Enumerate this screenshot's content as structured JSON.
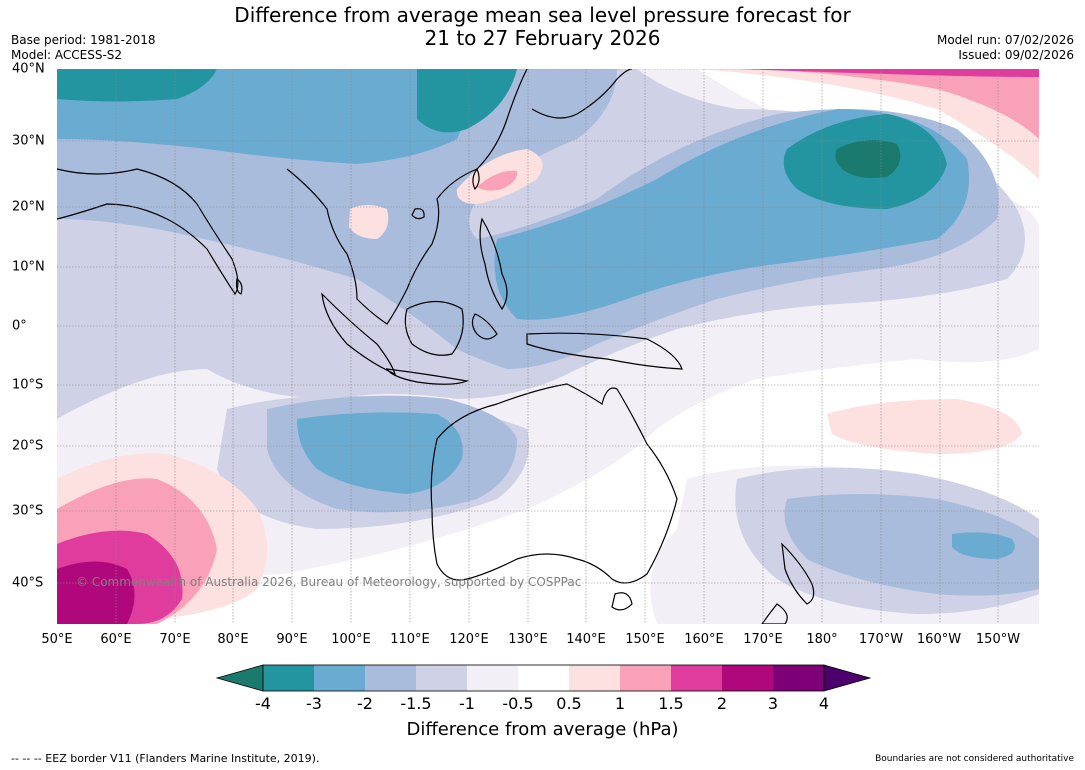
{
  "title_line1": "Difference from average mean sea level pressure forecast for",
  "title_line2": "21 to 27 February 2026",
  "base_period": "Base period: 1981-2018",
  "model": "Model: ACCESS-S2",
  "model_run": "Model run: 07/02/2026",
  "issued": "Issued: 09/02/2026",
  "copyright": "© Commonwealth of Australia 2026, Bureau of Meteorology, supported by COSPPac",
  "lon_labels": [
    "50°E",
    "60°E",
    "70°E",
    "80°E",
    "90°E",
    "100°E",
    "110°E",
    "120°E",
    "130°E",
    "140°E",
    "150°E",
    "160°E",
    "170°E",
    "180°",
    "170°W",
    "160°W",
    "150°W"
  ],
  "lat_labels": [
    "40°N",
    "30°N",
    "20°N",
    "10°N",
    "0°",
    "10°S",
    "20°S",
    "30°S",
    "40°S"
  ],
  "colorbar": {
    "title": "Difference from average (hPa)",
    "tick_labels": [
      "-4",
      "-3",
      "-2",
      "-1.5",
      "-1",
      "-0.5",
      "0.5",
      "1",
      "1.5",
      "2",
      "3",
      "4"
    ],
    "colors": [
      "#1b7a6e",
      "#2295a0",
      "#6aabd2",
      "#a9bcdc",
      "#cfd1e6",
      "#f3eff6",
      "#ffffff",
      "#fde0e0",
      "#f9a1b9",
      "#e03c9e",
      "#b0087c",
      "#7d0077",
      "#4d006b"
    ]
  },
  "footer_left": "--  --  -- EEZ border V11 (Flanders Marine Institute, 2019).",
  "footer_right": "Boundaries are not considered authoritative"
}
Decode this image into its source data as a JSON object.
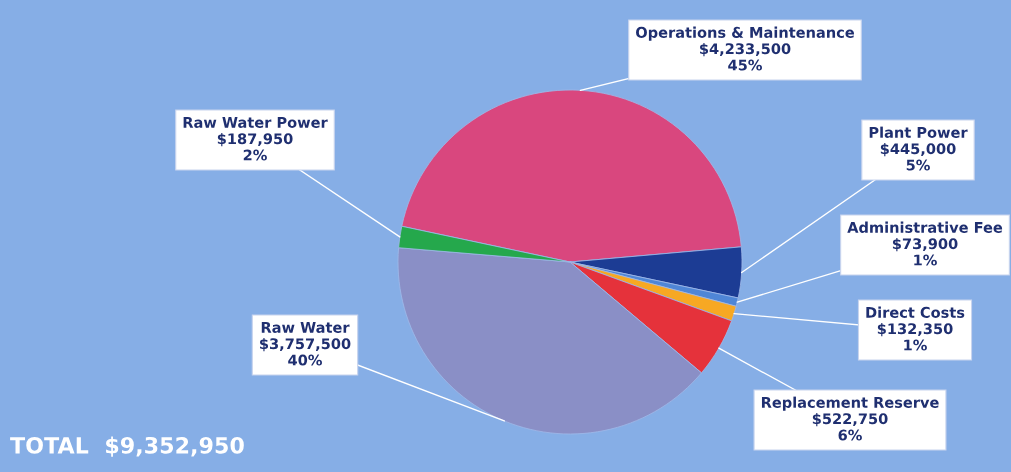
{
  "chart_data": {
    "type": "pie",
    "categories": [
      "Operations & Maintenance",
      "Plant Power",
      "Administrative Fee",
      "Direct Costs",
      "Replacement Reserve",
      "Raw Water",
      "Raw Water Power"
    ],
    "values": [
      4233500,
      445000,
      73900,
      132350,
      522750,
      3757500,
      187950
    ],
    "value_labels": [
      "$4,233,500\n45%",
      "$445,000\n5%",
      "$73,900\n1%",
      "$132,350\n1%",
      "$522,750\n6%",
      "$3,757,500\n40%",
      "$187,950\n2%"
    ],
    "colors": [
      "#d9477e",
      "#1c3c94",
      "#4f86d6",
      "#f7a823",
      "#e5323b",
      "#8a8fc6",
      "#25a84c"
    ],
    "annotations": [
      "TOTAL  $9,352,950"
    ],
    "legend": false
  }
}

--

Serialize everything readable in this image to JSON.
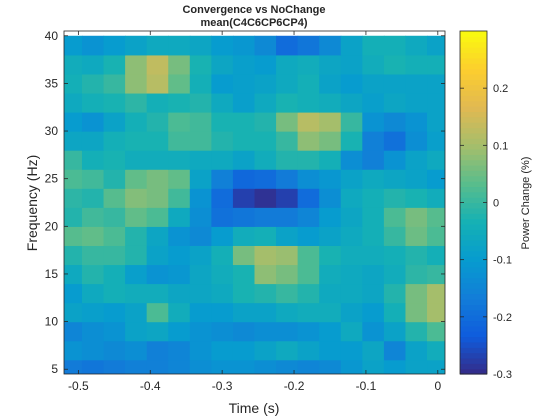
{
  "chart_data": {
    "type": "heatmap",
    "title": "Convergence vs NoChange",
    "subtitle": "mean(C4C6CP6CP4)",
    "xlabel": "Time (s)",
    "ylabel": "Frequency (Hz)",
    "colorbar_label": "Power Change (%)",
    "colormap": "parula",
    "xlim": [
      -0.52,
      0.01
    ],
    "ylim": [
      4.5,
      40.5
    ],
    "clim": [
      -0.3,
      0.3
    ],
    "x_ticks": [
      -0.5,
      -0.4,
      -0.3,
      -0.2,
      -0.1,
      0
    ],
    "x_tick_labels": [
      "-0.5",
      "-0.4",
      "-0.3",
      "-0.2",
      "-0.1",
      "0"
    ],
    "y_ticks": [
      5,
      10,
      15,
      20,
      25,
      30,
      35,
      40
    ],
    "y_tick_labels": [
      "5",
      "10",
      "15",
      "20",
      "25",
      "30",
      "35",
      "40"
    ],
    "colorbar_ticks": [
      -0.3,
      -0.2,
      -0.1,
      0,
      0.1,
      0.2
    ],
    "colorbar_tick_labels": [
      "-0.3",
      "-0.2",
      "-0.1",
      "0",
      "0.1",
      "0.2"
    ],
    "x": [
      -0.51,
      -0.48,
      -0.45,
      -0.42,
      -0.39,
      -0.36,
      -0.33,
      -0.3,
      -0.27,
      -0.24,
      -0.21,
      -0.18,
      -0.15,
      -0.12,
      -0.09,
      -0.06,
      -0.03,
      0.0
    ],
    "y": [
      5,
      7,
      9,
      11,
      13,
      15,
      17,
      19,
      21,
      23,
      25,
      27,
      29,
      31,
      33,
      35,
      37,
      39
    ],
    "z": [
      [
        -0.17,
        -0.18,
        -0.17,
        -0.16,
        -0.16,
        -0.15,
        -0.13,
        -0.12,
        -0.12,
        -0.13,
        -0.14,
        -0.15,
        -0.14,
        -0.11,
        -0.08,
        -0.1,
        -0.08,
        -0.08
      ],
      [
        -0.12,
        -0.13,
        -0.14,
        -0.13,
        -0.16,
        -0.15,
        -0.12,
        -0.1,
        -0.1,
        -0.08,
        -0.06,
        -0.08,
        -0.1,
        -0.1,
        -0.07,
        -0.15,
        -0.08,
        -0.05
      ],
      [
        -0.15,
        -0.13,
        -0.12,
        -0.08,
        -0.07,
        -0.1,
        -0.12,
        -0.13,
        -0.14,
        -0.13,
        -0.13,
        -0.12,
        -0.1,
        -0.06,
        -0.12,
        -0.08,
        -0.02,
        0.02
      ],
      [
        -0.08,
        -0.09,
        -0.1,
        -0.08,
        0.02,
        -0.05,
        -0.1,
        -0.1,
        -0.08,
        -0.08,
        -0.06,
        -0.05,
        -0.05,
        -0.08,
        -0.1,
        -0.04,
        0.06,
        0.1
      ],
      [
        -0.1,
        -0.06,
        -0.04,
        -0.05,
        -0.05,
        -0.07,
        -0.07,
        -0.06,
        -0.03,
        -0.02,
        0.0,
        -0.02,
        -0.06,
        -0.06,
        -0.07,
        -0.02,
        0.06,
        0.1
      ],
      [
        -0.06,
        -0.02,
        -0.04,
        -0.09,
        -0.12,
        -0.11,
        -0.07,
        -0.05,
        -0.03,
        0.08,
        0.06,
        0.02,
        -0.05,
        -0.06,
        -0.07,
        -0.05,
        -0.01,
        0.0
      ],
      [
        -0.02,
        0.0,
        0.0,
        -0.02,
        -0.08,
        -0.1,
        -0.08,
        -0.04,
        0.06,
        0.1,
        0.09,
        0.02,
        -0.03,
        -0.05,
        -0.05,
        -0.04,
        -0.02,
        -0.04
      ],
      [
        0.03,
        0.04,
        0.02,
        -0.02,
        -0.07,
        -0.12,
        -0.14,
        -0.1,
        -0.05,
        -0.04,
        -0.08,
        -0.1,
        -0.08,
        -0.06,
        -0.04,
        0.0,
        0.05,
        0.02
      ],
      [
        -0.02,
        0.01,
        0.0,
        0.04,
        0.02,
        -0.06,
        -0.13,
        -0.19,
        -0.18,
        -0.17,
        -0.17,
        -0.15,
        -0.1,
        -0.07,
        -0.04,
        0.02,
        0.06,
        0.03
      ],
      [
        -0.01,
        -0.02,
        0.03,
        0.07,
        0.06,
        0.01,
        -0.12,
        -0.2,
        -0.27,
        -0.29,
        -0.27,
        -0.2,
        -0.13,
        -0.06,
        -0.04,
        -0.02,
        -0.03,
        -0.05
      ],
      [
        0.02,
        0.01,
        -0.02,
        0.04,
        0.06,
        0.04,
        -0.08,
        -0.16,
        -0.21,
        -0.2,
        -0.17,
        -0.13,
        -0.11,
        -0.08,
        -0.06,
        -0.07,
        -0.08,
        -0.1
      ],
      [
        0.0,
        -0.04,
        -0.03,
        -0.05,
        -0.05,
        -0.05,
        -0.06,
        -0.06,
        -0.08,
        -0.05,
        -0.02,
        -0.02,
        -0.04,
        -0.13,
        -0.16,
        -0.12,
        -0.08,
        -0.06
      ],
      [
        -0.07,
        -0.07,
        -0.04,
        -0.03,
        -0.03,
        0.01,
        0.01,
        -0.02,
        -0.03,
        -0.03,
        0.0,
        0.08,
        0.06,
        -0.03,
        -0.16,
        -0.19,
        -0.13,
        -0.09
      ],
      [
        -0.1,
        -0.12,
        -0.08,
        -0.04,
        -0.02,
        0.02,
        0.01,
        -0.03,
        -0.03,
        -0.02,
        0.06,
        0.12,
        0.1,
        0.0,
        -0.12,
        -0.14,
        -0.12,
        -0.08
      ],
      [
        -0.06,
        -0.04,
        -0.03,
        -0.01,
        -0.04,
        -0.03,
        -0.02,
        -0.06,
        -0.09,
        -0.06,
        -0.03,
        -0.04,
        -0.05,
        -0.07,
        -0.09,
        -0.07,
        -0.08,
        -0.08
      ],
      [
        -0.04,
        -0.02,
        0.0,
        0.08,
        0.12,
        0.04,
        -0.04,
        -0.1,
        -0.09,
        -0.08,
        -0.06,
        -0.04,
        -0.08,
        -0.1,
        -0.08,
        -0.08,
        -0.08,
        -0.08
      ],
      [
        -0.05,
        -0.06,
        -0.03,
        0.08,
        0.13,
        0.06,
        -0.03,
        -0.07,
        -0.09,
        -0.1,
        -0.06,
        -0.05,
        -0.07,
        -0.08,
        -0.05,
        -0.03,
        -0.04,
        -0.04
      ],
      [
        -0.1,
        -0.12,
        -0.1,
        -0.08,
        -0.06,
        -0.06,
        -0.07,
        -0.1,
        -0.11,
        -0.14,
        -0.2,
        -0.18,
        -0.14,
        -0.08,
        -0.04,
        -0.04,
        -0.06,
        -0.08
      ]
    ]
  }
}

• [Task statement] Count every line of the records that holds "JSON". State the number, nothing else.

• [Solution for this task] 3